AIM OF THE EXERCISE: Transcribe every line of the data below exactly, and leave the pictures out of your answer.

RECORDED DATA:
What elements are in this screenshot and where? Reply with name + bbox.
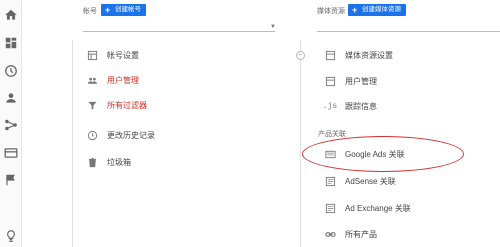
menu-item-label: AdSense 关联 [345, 176, 396, 186]
menu-item-user-management[interactable]: 用户管理 [80, 69, 139, 91]
share-icon[interactable] [4, 118, 18, 132]
menu-item-all-filters[interactable]: 所有过滤器 [80, 94, 147, 116]
menu-item-adsense-linking[interactable]: AdSense 关联 [318, 170, 396, 192]
menu-item-label: 帐号设置 [107, 50, 139, 60]
js-icon: .js [322, 101, 338, 111]
chevron-down-icon[interactable]: ▼ [270, 24, 276, 30]
menu-item-label: 用户管理 [345, 76, 377, 86]
card-icon[interactable] [4, 146, 18, 160]
link-icon [323, 227, 337, 241]
menu-item-label: 垃圾箱 [107, 157, 131, 167]
lightbulb-icon[interactable] [4, 229, 18, 243]
menu-item-change-history[interactable]: 更改历史记录 [80, 124, 155, 146]
create-property-button[interactable]: + 创建媒体资源 [348, 4, 406, 16]
adsense-icon [323, 174, 337, 188]
create-account-button[interactable]: + 创建帐号 [101, 4, 146, 16]
menu-item-property-settings[interactable]: 媒体资源设置 [318, 44, 393, 66]
menu-item-label: 媒体资源设置 [345, 50, 393, 60]
create-property-label: 创建媒体资源 [362, 6, 401, 13]
plus-icon: + [105, 5, 111, 15]
column-divider [300, 40, 301, 247]
property-label: 媒体资源 [317, 8, 345, 15]
nav-rail [0, 0, 22, 247]
people-icon [323, 74, 337, 88]
square-icon [85, 48, 99, 62]
menu-item-label: Ad Exchange 关联 [345, 203, 411, 213]
menu-item-label: 用户管理 [107, 75, 139, 85]
dashboard-icon[interactable] [4, 36, 18, 50]
property-selector[interactable] [317, 31, 500, 32]
flag-icon[interactable] [4, 173, 18, 187]
column-divider [72, 40, 73, 247]
history-icon [85, 128, 99, 142]
person-icon[interactable] [4, 91, 18, 105]
account-label: 帐号 [83, 8, 97, 15]
account-menu: 帐号设置 用户管理 所有过滤器 更改历史记录 垃圾箱 [80, 44, 290, 247]
menu-item-account-settings[interactable]: 帐号设置 [80, 44, 139, 66]
home-icon[interactable] [4, 8, 18, 22]
menu-item-adexchange-linking[interactable]: Ad Exchange 关联 [318, 197, 411, 219]
create-account-label: 创建帐号 [115, 6, 141, 13]
menu-item-trash[interactable]: 垃圾箱 [80, 151, 131, 173]
plus-icon: + [352, 5, 358, 15]
square-icon [323, 48, 337, 62]
menu-item-label: 更改历史记录 [107, 130, 155, 140]
menu-item-label: 所有过滤器 [107, 100, 147, 110]
clock-icon[interactable] [4, 64, 18, 78]
account-selector[interactable] [83, 31, 275, 32]
menu-item-label: 跟踪信息 [345, 101, 377, 111]
adexchange-icon [323, 201, 337, 215]
trash-icon [85, 155, 99, 169]
people-icon [85, 73, 99, 87]
menu-item-all-products[interactable]: 所有产品 [318, 223, 377, 245]
annotation-ellipse [302, 136, 464, 172]
menu-item-property-user-management[interactable]: 用户管理 [318, 70, 377, 92]
menu-item-tracking-info[interactable]: .js 跟踪信息 [318, 95, 377, 117]
link-icon: ⇔ [296, 51, 305, 60]
menu-item-label: 所有产品 [345, 229, 377, 239]
filter-icon [85, 98, 99, 112]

SOLUTION:
What elements are in this screenshot and where? Reply with name + bbox.
menu-item-label: AdSense 关联 [345, 176, 396, 186]
menu-item-user-management[interactable]: 用户管理 [80, 69, 139, 91]
share-icon[interactable] [4, 118, 18, 132]
menu-item-all-filters[interactable]: 所有过滤器 [80, 94, 147, 116]
menu-item-adsense-linking[interactable]: AdSense 关联 [318, 170, 396, 192]
menu-item-label: 帐号设置 [107, 50, 139, 60]
js-icon: .js [322, 101, 338, 111]
chevron-down-icon[interactable]: ▼ [270, 24, 276, 30]
menu-item-label: 用户管理 [345, 76, 377, 86]
card-icon[interactable] [4, 146, 18, 160]
link-icon [323, 227, 337, 241]
menu-item-label: 垃圾箱 [107, 157, 131, 167]
lightbulb-icon[interactable] [4, 229, 18, 243]
menu-item-change-history[interactable]: 更改历史记录 [80, 124, 155, 146]
create-property-button[interactable]: + 创建媒体资源 [348, 4, 406, 16]
adsense-icon [323, 174, 337, 188]
create-account-button[interactable]: + 创建帐号 [101, 4, 146, 16]
menu-item-property-settings[interactable]: 媒体资源设置 [318, 44, 393, 66]
menu-item-label: 媒体资源设置 [345, 50, 393, 60]
create-property-label: 创建媒体资源 [362, 6, 401, 13]
plus-icon: + [105, 5, 111, 15]
column-divider [300, 40, 301, 247]
property-label: 媒体资源 [317, 8, 345, 15]
nav-rail [0, 0, 22, 247]
people-icon [323, 74, 337, 88]
square-icon [85, 48, 99, 62]
menu-item-label: Ad Exchange 关联 [345, 203, 411, 213]
menu-item-label: 用户管理 [107, 75, 139, 85]
dashboard-icon[interactable] [4, 36, 18, 50]
property-selector[interactable] [317, 31, 500, 32]
flag-icon[interactable] [4, 173, 18, 187]
column-divider [72, 40, 73, 247]
history-icon [85, 128, 99, 142]
person-icon[interactable] [4, 91, 18, 105]
account-label: 帐号 [83, 8, 97, 15]
account-menu: 帐号设置 用户管理 所有过滤器 更改历史记录 垃圾箱 [80, 44, 290, 247]
menu-item-account-settings[interactable]: 帐号设置 [80, 44, 139, 66]
home-icon[interactable] [4, 8, 18, 22]
menu-item-adexchange-linking[interactable]: Ad Exchange 关联 [318, 197, 411, 219]
create-account-label: 创建帐号 [115, 6, 141, 13]
menu-item-trash[interactable]: 垃圾箱 [80, 151, 131, 173]
plus-icon: + [352, 5, 358, 15]
square-icon [323, 48, 337, 62]
menu-item-label: 更改历史记录 [107, 130, 155, 140]
menu-item-label: 所有过滤器 [107, 100, 147, 110]
clock-icon[interactable] [4, 64, 18, 78]
account-selector[interactable] [83, 31, 275, 32]
menu-item-label: 跟踪信息 [345, 101, 377, 111]
adexchange-icon [323, 201, 337, 215]
trash-icon [85, 155, 99, 169]
people-icon [85, 73, 99, 87]
menu-item-all-products[interactable]: 所有产品 [318, 223, 377, 245]
annotation-ellipse [302, 136, 464, 172]
menu-item-property-user-management[interactable]: 用户管理 [318, 70, 377, 92]
menu-item-tracking-info[interactable]: .js 跟踪信息 [318, 95, 377, 117]
link-icon: ⇔ [296, 51, 305, 60]
menu-item-label: 所有产品 [345, 229, 377, 239]
filter-icon [85, 98, 99, 112]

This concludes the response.